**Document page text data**
◇ ◇ ◇ ◇

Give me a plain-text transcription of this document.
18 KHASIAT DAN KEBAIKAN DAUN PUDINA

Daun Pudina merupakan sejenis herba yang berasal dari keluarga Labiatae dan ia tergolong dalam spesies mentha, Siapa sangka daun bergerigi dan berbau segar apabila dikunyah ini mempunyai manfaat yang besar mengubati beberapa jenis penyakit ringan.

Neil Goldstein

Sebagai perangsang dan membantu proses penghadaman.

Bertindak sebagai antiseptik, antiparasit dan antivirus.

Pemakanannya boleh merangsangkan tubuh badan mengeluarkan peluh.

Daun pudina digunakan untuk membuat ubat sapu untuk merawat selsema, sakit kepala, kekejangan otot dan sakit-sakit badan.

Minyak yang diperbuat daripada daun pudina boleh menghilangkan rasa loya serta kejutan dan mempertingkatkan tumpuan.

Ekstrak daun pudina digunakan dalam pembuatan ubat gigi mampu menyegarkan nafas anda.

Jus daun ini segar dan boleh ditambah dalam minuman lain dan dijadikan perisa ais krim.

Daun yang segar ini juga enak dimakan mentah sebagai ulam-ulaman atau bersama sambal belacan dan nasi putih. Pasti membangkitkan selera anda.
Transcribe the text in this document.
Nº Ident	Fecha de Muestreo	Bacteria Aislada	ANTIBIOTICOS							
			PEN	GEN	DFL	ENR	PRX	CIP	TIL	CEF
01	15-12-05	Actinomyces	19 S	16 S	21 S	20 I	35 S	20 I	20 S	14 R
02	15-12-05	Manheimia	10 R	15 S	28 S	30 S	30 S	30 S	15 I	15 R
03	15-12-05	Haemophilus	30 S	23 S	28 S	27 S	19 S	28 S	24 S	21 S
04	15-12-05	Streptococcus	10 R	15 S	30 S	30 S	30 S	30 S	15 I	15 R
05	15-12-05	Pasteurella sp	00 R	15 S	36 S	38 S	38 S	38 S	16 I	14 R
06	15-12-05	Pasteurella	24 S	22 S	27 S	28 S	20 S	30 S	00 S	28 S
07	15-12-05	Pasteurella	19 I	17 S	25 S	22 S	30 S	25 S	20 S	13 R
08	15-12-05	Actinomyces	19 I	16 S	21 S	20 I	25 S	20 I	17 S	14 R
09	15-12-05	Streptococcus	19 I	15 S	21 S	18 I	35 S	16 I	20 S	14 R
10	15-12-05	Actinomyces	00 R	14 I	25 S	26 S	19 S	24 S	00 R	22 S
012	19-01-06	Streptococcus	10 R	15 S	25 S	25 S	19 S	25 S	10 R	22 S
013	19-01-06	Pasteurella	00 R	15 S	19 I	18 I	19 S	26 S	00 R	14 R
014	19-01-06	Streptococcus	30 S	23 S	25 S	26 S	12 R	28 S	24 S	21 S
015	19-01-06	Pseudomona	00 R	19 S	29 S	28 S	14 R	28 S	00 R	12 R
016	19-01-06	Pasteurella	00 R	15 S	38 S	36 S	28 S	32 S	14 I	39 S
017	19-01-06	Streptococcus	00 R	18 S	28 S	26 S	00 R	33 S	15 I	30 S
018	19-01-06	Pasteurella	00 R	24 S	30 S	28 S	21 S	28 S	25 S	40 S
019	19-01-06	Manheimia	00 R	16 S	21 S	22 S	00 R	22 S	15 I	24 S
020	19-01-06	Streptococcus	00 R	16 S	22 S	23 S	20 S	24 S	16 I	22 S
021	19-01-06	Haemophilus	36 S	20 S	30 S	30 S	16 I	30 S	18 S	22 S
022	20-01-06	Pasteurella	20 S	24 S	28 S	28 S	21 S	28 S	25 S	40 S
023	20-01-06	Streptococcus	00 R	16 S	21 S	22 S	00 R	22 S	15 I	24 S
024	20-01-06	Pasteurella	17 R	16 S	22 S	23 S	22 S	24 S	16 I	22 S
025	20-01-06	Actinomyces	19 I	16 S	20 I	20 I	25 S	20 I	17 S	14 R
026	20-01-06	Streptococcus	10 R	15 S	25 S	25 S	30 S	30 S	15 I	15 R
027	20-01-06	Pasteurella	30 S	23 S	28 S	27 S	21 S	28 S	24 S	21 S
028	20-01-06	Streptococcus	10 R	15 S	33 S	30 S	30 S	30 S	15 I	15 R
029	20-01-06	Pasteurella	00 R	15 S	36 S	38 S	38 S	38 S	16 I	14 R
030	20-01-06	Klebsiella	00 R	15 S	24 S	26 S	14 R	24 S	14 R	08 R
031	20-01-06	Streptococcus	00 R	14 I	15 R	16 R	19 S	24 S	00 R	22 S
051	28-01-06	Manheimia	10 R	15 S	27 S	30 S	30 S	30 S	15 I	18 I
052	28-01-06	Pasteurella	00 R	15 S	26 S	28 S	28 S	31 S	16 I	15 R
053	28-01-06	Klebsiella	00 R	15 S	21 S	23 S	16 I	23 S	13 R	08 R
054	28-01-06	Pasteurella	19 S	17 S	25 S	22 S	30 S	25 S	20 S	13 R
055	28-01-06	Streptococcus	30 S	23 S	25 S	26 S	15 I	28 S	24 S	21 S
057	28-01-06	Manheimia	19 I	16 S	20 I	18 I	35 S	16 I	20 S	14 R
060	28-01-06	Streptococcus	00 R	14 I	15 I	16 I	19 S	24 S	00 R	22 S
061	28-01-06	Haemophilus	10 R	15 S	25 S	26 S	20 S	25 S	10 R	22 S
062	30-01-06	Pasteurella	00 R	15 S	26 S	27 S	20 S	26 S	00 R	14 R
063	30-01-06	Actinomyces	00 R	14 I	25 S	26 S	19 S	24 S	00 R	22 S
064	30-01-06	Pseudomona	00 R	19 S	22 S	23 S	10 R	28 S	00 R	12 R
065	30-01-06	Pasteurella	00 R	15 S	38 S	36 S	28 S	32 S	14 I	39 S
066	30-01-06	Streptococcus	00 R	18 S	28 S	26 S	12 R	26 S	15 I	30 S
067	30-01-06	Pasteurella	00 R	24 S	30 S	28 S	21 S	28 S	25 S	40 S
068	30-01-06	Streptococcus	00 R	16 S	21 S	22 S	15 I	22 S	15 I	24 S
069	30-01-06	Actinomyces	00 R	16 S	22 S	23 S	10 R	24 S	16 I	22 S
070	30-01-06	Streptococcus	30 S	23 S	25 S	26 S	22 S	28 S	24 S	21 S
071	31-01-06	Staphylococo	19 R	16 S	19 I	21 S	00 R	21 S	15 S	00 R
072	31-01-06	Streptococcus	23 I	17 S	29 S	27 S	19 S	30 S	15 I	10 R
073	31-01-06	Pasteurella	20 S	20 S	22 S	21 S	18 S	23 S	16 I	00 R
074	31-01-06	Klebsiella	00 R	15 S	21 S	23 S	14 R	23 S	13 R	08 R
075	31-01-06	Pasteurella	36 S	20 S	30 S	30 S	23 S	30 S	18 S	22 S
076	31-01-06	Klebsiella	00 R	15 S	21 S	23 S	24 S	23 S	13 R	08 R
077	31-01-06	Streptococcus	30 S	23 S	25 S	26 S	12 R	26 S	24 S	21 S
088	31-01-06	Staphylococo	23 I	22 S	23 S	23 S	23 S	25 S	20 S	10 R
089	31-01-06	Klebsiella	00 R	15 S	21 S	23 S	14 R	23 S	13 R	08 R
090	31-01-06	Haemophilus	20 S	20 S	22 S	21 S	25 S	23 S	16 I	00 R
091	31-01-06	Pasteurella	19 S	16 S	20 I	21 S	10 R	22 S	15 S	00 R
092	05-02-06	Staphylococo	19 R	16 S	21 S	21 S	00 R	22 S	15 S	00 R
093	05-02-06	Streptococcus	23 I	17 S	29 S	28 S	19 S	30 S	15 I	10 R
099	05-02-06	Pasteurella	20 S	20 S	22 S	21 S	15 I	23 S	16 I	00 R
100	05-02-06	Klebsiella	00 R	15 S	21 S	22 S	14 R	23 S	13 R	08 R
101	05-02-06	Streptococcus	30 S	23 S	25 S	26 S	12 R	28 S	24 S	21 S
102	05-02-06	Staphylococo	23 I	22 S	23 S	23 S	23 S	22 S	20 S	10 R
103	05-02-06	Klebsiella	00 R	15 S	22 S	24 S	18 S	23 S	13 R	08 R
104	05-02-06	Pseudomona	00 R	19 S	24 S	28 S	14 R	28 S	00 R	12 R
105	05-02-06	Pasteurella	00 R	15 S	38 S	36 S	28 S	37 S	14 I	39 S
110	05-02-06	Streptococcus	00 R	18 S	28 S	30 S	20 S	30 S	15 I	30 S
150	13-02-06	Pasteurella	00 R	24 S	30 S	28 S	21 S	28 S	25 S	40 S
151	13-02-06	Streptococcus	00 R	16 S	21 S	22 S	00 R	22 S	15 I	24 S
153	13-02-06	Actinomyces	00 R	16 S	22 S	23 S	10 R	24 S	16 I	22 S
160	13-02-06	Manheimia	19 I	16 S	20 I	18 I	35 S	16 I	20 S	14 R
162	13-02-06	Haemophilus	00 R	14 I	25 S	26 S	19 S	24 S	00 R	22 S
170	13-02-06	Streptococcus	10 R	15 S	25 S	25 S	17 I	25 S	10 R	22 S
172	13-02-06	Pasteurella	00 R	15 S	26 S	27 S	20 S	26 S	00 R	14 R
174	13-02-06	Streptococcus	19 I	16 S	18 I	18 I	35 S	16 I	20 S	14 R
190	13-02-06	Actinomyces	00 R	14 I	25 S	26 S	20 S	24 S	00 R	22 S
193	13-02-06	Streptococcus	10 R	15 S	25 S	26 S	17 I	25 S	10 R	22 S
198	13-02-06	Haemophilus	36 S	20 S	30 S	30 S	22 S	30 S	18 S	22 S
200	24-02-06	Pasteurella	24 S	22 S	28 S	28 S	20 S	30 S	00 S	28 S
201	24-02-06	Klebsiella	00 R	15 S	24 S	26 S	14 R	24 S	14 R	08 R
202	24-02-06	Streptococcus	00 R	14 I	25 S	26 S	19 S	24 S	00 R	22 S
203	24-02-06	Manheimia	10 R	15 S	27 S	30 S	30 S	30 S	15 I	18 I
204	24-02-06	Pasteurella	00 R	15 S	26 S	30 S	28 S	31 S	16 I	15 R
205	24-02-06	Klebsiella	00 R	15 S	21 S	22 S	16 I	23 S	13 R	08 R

◇ ◇ ◇ ◇

**WHAT IS REQUIRED**
If the string "yang" appears in a line of the entries, report the line.

**ANSWER BELOW**
Daun Pudina merupakan sejenis herba yang berasal dari keluarga Labiatae dan ia tergolong dalam spesies mentha, Siapa sangka daun bergerigi dan berbau segar apabila dikunyah ini mempunyai manfaat yang besar mengubati beberapa jenis penyakit ringan.
Minyak yang diperbuat daripada daun pudina boleh menghilangkan rasa loya serta kejutan dan mempertingkatkan tumpuan.
Daun yang segar ini juga enak dimakan mentah sebagai ulam-ulaman atau bersama sambal belacan dan nasi putih. Pasti membangkitkan selera anda.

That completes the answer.